▸ **WHAT IS EXPECTED**
Find the string "Windows" and gather every line that holds it.

— START —

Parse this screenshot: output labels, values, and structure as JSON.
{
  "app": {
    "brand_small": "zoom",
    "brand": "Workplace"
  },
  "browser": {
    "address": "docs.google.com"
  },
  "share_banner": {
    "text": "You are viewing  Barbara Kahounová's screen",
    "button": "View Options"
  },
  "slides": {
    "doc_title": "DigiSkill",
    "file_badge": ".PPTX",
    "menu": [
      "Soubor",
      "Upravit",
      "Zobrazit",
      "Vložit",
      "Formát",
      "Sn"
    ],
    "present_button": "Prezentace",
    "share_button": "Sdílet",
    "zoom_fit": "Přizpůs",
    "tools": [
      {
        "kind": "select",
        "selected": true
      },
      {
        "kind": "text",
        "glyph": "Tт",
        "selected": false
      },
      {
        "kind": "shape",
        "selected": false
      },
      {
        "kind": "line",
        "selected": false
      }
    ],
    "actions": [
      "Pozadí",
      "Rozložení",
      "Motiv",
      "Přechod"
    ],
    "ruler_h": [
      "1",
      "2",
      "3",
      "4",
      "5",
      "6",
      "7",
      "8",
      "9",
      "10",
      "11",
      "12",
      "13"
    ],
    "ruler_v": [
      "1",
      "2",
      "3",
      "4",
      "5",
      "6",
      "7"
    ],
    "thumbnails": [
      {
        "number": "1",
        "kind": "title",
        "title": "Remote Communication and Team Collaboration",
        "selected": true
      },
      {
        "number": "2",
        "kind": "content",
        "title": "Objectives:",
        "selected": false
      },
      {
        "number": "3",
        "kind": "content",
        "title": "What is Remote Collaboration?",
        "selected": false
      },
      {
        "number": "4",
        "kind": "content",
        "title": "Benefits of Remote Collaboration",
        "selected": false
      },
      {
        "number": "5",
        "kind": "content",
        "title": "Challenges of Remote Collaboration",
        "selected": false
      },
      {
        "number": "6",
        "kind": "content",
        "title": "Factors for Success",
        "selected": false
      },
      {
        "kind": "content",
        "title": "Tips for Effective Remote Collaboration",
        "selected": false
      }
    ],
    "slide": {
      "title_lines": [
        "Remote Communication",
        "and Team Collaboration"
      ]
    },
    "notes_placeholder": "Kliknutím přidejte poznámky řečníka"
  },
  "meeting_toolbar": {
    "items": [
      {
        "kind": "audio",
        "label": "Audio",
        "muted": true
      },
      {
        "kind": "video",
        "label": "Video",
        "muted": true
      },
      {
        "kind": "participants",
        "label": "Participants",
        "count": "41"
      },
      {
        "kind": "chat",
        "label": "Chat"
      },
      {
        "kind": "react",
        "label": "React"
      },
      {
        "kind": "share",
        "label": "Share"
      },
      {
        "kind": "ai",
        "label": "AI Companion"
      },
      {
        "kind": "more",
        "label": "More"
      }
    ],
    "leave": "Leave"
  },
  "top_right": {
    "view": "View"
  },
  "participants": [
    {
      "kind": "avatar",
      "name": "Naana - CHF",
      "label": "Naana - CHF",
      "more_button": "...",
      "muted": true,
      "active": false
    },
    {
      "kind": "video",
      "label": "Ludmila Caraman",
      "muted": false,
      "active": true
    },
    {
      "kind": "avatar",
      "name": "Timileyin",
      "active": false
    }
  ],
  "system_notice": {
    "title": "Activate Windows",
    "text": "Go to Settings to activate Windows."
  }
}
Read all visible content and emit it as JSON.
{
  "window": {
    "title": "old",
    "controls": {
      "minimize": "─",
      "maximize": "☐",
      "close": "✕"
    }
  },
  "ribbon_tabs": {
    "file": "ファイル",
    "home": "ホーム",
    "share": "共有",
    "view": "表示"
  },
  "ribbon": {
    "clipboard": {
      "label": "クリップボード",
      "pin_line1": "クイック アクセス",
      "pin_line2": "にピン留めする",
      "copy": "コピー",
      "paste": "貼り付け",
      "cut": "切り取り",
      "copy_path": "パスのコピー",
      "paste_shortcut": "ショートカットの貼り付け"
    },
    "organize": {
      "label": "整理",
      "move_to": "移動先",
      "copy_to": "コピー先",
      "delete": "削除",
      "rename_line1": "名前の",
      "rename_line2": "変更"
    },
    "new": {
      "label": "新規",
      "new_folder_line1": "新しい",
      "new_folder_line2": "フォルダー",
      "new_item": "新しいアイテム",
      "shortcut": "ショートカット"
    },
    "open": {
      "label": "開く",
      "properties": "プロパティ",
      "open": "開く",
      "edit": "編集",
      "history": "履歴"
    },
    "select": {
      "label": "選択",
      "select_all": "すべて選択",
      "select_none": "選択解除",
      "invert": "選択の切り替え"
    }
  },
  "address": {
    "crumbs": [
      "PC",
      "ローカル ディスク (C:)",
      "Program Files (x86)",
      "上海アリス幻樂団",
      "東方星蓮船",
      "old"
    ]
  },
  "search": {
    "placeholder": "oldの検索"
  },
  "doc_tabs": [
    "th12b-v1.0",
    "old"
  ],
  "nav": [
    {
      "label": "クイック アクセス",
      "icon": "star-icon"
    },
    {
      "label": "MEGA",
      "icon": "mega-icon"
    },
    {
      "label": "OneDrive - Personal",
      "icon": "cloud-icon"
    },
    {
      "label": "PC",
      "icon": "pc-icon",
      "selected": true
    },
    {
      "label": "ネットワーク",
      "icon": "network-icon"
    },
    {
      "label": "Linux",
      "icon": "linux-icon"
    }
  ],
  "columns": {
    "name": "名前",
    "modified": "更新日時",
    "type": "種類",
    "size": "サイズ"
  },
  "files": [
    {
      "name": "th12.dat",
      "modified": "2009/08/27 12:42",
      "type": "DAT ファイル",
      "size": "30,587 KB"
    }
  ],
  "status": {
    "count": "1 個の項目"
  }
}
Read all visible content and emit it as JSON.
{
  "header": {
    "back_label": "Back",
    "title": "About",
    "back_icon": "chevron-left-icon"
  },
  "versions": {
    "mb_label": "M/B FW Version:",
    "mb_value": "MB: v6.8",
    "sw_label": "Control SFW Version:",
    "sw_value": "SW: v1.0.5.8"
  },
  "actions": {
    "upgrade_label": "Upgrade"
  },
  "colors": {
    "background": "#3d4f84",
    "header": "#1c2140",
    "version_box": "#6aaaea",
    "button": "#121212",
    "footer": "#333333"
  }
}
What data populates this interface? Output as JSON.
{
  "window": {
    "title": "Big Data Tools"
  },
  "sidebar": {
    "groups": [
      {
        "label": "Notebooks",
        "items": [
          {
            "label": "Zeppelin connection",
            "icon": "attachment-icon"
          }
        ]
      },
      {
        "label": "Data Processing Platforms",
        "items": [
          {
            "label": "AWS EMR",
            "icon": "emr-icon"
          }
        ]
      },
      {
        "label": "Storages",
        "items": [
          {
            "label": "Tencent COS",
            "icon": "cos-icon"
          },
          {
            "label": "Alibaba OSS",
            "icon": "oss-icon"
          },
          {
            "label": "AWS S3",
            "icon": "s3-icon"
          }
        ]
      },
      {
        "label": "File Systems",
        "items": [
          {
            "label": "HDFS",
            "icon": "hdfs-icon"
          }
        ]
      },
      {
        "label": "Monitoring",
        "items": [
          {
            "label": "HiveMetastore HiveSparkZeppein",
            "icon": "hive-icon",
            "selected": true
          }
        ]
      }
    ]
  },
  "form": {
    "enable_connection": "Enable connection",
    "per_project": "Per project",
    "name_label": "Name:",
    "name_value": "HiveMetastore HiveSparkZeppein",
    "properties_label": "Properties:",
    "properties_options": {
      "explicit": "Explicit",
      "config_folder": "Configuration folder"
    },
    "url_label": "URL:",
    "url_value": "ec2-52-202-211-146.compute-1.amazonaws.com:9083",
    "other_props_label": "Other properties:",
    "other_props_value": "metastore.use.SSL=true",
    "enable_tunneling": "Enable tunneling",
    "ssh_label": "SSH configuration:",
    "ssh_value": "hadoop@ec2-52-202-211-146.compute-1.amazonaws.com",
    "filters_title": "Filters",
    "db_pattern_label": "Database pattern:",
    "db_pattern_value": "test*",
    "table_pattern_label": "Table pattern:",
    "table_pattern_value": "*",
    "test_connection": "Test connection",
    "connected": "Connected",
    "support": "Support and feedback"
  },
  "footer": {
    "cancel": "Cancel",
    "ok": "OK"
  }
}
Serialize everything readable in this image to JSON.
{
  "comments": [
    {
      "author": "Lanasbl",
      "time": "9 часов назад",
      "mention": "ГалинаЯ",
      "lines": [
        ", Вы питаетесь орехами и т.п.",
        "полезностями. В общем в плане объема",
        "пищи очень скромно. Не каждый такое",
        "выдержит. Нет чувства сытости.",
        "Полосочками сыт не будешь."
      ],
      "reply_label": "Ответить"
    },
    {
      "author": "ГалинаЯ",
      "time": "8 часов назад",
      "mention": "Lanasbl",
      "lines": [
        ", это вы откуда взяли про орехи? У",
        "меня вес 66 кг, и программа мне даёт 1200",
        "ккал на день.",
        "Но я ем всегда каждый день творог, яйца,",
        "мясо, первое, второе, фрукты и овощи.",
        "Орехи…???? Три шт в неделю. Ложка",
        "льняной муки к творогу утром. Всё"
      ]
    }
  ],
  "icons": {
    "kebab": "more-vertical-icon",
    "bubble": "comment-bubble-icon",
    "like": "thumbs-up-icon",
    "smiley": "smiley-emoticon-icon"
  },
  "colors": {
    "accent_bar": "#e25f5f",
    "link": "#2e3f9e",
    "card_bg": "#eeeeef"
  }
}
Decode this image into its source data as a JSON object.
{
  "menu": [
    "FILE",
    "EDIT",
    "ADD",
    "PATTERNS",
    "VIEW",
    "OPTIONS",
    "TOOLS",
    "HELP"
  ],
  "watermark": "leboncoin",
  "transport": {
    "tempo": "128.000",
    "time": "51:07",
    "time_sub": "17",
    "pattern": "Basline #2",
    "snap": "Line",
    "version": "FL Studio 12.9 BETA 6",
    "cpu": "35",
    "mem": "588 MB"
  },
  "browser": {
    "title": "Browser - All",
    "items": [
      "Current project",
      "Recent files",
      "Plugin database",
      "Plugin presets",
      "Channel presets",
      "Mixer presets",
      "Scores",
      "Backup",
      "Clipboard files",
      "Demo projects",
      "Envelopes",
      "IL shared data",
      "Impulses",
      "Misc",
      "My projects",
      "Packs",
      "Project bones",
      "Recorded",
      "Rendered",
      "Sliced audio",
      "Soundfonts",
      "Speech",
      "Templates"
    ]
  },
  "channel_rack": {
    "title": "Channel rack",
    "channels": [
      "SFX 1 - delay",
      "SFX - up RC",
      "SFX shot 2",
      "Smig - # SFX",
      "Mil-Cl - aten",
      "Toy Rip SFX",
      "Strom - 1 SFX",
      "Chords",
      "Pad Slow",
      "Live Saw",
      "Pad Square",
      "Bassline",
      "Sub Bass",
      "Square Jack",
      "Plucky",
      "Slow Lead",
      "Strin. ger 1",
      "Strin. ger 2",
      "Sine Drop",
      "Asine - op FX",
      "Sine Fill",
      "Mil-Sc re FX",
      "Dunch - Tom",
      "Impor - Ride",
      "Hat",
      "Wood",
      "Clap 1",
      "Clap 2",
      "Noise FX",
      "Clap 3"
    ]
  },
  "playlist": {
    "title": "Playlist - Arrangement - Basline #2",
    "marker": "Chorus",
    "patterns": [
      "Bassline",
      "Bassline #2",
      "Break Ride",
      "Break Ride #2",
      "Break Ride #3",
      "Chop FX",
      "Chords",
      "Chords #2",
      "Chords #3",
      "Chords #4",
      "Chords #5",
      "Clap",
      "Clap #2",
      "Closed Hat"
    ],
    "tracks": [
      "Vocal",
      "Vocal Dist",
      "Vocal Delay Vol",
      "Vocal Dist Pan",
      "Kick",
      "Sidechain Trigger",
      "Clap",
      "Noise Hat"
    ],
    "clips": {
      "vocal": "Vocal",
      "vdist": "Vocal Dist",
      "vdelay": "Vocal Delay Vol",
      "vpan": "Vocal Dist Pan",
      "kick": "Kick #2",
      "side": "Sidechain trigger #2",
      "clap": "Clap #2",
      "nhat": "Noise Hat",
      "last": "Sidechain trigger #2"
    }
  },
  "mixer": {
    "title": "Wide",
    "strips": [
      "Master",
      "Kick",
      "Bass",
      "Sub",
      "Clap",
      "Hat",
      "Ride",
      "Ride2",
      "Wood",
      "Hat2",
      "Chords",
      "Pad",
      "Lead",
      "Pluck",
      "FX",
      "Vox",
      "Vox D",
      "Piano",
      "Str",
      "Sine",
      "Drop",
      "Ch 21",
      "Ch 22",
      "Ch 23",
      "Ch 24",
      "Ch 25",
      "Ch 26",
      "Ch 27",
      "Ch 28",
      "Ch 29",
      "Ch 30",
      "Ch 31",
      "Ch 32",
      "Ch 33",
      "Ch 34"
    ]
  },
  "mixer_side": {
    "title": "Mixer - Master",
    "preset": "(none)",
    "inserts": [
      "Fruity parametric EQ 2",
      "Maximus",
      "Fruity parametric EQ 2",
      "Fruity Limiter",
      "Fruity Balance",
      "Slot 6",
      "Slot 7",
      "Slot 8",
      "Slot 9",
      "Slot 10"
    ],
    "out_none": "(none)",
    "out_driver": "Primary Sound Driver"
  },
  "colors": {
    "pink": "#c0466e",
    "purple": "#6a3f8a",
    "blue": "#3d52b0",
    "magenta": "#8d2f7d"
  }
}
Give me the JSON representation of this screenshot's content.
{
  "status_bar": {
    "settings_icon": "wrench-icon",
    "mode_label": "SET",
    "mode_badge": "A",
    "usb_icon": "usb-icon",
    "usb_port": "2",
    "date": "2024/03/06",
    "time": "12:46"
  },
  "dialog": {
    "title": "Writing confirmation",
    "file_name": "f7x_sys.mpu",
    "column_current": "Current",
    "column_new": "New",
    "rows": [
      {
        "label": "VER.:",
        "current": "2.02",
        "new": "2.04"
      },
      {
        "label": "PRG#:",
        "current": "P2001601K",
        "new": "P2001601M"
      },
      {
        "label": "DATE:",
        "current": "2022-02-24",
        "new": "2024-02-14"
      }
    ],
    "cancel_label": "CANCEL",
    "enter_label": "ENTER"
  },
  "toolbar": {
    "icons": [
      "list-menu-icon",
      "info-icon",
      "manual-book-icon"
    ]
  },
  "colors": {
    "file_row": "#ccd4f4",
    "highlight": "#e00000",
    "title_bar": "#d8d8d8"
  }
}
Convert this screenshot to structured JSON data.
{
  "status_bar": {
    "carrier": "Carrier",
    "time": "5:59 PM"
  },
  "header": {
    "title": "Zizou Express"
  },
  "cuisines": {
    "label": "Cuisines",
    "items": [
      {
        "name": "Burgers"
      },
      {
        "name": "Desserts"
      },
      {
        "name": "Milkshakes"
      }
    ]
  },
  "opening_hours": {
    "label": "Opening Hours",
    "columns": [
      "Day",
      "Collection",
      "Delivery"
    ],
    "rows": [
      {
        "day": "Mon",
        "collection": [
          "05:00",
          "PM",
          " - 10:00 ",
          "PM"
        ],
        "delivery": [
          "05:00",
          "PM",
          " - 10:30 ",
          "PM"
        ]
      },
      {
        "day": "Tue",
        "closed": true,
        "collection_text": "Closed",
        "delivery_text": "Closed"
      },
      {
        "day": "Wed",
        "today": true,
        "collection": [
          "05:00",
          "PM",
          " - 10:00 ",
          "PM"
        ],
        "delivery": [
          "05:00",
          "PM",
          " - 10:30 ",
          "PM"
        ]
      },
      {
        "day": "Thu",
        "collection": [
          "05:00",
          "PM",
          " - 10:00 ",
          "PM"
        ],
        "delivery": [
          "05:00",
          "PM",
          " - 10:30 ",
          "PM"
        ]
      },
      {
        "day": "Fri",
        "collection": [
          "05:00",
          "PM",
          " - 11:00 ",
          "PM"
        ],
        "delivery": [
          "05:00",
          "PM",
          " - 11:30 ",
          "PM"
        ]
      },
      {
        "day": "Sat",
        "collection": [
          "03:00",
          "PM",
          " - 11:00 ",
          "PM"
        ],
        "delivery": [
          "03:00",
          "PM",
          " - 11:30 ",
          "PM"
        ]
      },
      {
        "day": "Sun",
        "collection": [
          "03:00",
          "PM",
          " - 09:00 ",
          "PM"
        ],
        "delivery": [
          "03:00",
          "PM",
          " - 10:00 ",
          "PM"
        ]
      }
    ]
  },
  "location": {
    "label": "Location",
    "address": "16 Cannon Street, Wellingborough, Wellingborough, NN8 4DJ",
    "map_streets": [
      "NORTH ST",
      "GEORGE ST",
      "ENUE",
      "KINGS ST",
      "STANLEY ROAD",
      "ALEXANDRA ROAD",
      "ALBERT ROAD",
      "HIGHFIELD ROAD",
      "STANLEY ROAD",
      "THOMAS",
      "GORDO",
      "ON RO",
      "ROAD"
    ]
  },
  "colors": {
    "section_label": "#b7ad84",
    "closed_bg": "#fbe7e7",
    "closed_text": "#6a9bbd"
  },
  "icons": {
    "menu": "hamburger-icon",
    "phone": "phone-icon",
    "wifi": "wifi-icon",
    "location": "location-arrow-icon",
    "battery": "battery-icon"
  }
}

— END —

▸ **RESPONSE TO THE EXERCISE**
    "title": "Activate Windows",
    "text": "Go to Settings to activate Windows."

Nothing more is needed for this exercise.